(Dataset records)
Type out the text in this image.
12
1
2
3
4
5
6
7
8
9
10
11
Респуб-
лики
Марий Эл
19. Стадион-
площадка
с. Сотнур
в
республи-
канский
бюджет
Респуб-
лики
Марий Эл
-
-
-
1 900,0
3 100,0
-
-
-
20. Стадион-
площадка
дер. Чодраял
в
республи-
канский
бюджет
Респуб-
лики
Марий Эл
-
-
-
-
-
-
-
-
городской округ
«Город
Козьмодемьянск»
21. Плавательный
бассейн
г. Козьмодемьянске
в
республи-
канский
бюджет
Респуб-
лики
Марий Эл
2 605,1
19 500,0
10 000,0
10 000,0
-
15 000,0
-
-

[WHAT THE TASK REQUIRES] Write out the listing once more, matching it exactly.

[WRITTEN REPLY]
Type out the text in this image.
12
1
2
3
4
5
6
7
8
9
10
11
Респуб-
лики
Марий Эл
19. Стадион-
площадка
с. Сотнур
в
республи-
канский
бюджет
Респуб-
лики
Марий Эл
-
-
-
1 900,0
3 100,0
-
-
-
20. Стадион-
площадка
дер. Чодраял
в
республи-
канский
бюджет
Респуб-
лики
Марий Эл
-
-
-
-
-
-
-
-
городской округ
«Город
Козьмодемьянск»
21. Плавательный
бассейн
г. Козьмодемьянске
в
республи-
канский
бюджет
Респуб-
лики
Марий Эл
2 605,1
19 500,0
10 000,0
10 000,0
-
15 000,0
-
-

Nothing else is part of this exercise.